__What the task requires__: In the records below, work out how many lines hold the word "value". Report the number alone.

════

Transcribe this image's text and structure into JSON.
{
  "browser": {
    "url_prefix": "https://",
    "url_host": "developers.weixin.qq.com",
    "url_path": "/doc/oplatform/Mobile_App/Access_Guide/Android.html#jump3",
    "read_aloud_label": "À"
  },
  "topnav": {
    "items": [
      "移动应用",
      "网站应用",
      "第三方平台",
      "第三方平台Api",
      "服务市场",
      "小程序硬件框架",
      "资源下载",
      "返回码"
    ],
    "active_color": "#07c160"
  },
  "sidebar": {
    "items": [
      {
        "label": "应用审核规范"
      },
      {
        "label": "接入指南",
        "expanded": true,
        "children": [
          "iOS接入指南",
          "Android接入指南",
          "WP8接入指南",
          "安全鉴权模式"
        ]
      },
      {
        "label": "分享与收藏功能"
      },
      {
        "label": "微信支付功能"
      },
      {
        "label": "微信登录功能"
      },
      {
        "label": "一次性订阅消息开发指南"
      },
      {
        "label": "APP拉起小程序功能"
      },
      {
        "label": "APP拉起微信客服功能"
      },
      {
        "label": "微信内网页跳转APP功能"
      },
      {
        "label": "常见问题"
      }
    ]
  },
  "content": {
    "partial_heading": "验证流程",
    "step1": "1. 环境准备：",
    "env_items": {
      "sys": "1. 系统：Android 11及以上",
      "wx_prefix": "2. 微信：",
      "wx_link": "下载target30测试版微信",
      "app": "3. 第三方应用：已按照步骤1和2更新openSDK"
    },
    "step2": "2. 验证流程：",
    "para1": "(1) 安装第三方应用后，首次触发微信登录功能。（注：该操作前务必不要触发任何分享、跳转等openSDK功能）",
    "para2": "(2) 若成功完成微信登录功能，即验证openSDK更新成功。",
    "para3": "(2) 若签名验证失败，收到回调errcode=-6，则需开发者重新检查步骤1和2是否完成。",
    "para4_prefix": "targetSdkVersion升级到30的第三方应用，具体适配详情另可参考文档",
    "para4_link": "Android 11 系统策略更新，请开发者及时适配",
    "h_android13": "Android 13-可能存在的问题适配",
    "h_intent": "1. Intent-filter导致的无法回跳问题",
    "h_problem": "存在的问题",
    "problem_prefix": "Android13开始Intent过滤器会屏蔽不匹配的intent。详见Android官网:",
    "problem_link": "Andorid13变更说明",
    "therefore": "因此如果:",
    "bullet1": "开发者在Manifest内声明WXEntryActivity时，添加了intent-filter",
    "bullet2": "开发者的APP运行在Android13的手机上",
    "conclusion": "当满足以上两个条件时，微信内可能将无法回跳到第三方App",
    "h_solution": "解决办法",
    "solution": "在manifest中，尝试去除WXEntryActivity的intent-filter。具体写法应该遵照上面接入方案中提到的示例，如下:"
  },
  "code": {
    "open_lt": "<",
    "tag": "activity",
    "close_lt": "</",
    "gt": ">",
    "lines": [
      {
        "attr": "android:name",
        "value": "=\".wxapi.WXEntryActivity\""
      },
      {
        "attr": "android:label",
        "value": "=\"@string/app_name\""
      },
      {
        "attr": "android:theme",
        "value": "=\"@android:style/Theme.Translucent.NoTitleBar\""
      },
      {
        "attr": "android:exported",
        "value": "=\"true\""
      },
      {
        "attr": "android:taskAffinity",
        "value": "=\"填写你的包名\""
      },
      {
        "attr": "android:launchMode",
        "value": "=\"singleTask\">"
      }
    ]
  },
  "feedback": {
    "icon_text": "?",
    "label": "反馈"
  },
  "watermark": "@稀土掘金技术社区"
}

════

__Final answer__: 6